(Stored data entries)
++++++

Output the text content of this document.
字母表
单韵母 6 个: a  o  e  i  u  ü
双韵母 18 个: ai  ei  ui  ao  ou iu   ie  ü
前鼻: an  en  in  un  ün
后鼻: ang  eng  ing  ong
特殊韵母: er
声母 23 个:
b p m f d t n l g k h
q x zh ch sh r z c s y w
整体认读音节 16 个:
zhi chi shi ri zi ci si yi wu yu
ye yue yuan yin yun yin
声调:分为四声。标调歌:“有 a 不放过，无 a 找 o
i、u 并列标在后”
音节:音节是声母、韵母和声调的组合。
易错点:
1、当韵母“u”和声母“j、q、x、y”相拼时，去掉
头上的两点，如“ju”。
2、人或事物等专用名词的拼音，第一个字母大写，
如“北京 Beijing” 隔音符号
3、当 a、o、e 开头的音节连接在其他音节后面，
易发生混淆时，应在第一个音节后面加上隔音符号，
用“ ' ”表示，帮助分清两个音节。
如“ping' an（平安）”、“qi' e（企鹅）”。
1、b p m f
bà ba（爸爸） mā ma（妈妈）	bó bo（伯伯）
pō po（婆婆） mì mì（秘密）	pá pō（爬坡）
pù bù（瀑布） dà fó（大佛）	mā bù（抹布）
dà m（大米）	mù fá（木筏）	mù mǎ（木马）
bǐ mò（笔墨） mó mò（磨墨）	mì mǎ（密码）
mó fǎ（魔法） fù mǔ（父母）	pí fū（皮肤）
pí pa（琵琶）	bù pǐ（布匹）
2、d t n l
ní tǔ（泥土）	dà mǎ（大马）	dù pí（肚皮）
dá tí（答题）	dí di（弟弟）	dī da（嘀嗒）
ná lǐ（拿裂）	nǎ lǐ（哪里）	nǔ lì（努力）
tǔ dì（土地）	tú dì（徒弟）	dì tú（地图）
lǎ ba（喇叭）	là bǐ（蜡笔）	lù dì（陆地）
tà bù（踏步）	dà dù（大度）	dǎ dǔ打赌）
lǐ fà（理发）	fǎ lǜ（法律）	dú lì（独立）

++++++

Retype the entries exactly, including every line.

▶ _The response_:
Output the text content of this document.
字母表
单韵母 6 个: a  o  e  i  u  ü
双韵母 18 个: ai  ei  ui  ao  ou iu   ie  ü
前鼻: an  en  in  un  ün
后鼻: ang  eng  ing  ong
特殊韵母: er
声母 23 个:
b p m f d t n l g k h
q x zh ch sh r z c s y w
整体认读音节 16 个:
zhi chi shi ri zi ci si yi wu yu
ye yue yuan yin yun yin
声调:分为四声。标调歌:“有 a 不放过，无 a 找 o
i、u 并列标在后”
音节:音节是声母、韵母和声调的组合。
易错点:
1、当韵母“u”和声母“j、q、x、y”相拼时，去掉
头上的两点，如“ju”。
2、人或事物等专用名词的拼音，第一个字母大写，
如“北京 Beijing” 隔音符号
3、当 a、o、e 开头的音节连接在其他音节后面，
易发生混淆时，应在第一个音节后面加上隔音符号，
用“ ' ”表示，帮助分清两个音节。
如“ping' an（平安）”、“qi' e（企鹅）”。
1、b p m f
bà ba（爸爸） mā ma（妈妈）	bó bo（伯伯）
pō po（婆婆） mì mì（秘密）	pá pō（爬坡）
pù bù（瀑布） dà fó（大佛）	mā bù（抹布）
dà m（大米）	mù fá（木筏）	mù mǎ（木马）
bǐ mò（笔墨） mó mò（磨墨）	mì mǎ（密码）
mó fǎ（魔法） fù mǔ（父母）	pí fū（皮肤）
pí pa（琵琶）	bù pǐ（布匹）
2、d t n l
ní tǔ（泥土）	dà mǎ（大马）	dù pí（肚皮）
dá tí（答题）	dí di（弟弟）	dī da（嘀嗒）
ná lǐ（拿裂）	nǎ lǐ（哪里）	nǔ lì（努力）
tǔ dì（土地）	tú dì（徒弟）	dì tú（地图）
lǎ ba（喇叭）	là bǐ（蜡笔）	lù dì（陆地）
tà bù（踏步）	dà dù（大度）	dǎ dǔ打赌）
lǐ fà（理发）	fǎ lǜ（法律）	dú lì（独立）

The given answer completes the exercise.